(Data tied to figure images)
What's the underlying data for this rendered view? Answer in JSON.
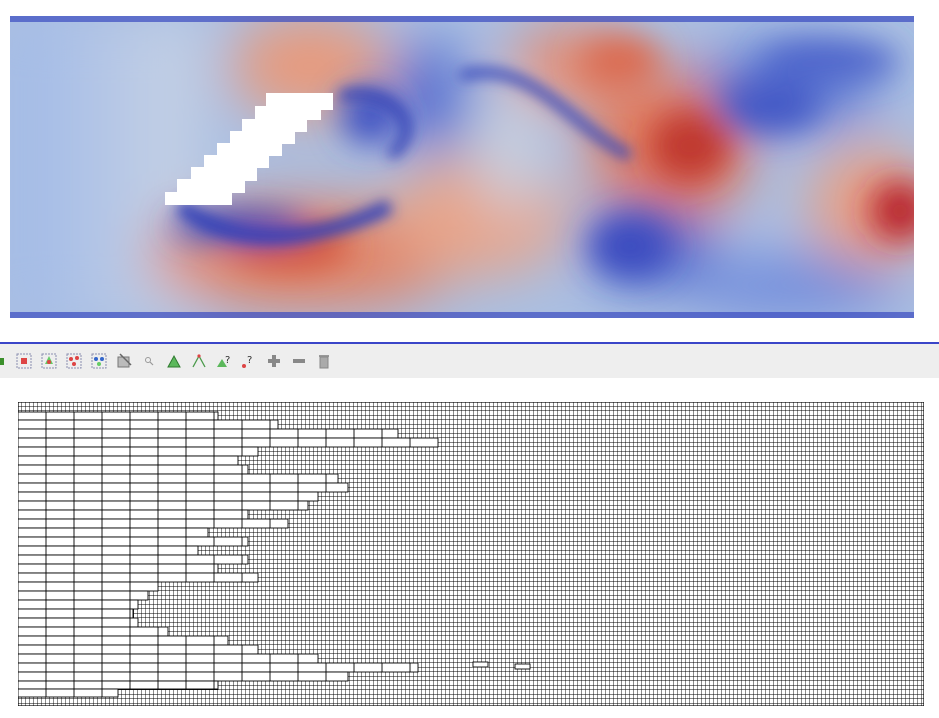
{
  "flow_view": {
    "colormap": [
      "#3b4cc0",
      "#8db0fe",
      "#dddddd",
      "#f4987a",
      "#b40426"
    ],
    "obstacle_color": "#ffffff",
    "border_color": "#3b4cc0"
  },
  "toolbar": {
    "divider_color": "#3a45c8",
    "background": "#eeeeee",
    "buttons": [
      {
        "name": "toolbar-edge-icon",
        "icon": "green-square"
      },
      {
        "name": "select-cells-on-icon",
        "icon": "select-cells-on"
      },
      {
        "name": "select-points-on-icon",
        "icon": "select-points-on"
      },
      {
        "name": "select-cells-through-icon",
        "icon": "select-cells-through"
      },
      {
        "name": "select-points-through-icon",
        "icon": "select-points-through"
      },
      {
        "name": "select-block-icon",
        "icon": "select-block"
      },
      {
        "name": "interactive-select-icon",
        "icon": "magnifier"
      },
      {
        "name": "select-cells-polygon-icon",
        "icon": "green-triangle"
      },
      {
        "name": "select-points-polygon-icon",
        "icon": "points-triangle"
      },
      {
        "name": "hover-cells-icon",
        "icon": "triangle-question"
      },
      {
        "name": "hover-points-icon",
        "icon": "point-question"
      },
      {
        "name": "grow-selection-icon",
        "icon": "plus"
      },
      {
        "name": "shrink-selection-icon",
        "icon": "minus"
      },
      {
        "name": "clear-selection-icon",
        "icon": "trash"
      }
    ]
  },
  "mesh_view": {
    "line_color": "#000000",
    "background": "#ffffff"
  }
}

- [WHAT IS NEEDED] Copy out the records above in full, exactly as written, but not the pictures.

- [FINAL ANSWER]
What's the underlying data for this rendered view? Answer in JSON.
{
  "flow_view": {
    "colormap": [
      "#3b4cc0",
      "#8db0fe",
      "#dddddd",
      "#f4987a",
      "#b40426"
    ],
    "obstacle_color": "#ffffff",
    "border_color": "#3b4cc0"
  },
  "toolbar": {
    "divider_color": "#3a45c8",
    "background": "#eeeeee",
    "buttons": [
      {
        "name": "toolbar-edge-icon",
        "icon": "green-square"
      },
      {
        "name": "select-cells-on-icon",
        "icon": "select-cells-on"
      },
      {
        "name": "select-points-on-icon",
        "icon": "select-points-on"
      },
      {
        "name": "select-cells-through-icon",
        "icon": "select-cells-through"
      },
      {
        "name": "select-points-through-icon",
        "icon": "select-points-through"
      },
      {
        "name": "select-block-icon",
        "icon": "select-block"
      },
      {
        "name": "interactive-select-icon",
        "icon": "magnifier"
      },
      {
        "name": "select-cells-polygon-icon",
        "icon": "green-triangle"
      },
      {
        "name": "select-points-polygon-icon",
        "icon": "points-triangle"
      },
      {
        "name": "hover-cells-icon",
        "icon": "triangle-question"
      },
      {
        "name": "hover-points-icon",
        "icon": "point-question"
      },
      {
        "name": "grow-selection-icon",
        "icon": "plus"
      },
      {
        "name": "shrink-selection-icon",
        "icon": "minus"
      },
      {
        "name": "clear-selection-icon",
        "icon": "trash"
      }
    ]
  },
  "mesh_view": {
    "line_color": "#000000",
    "background": "#ffffff"
  }
}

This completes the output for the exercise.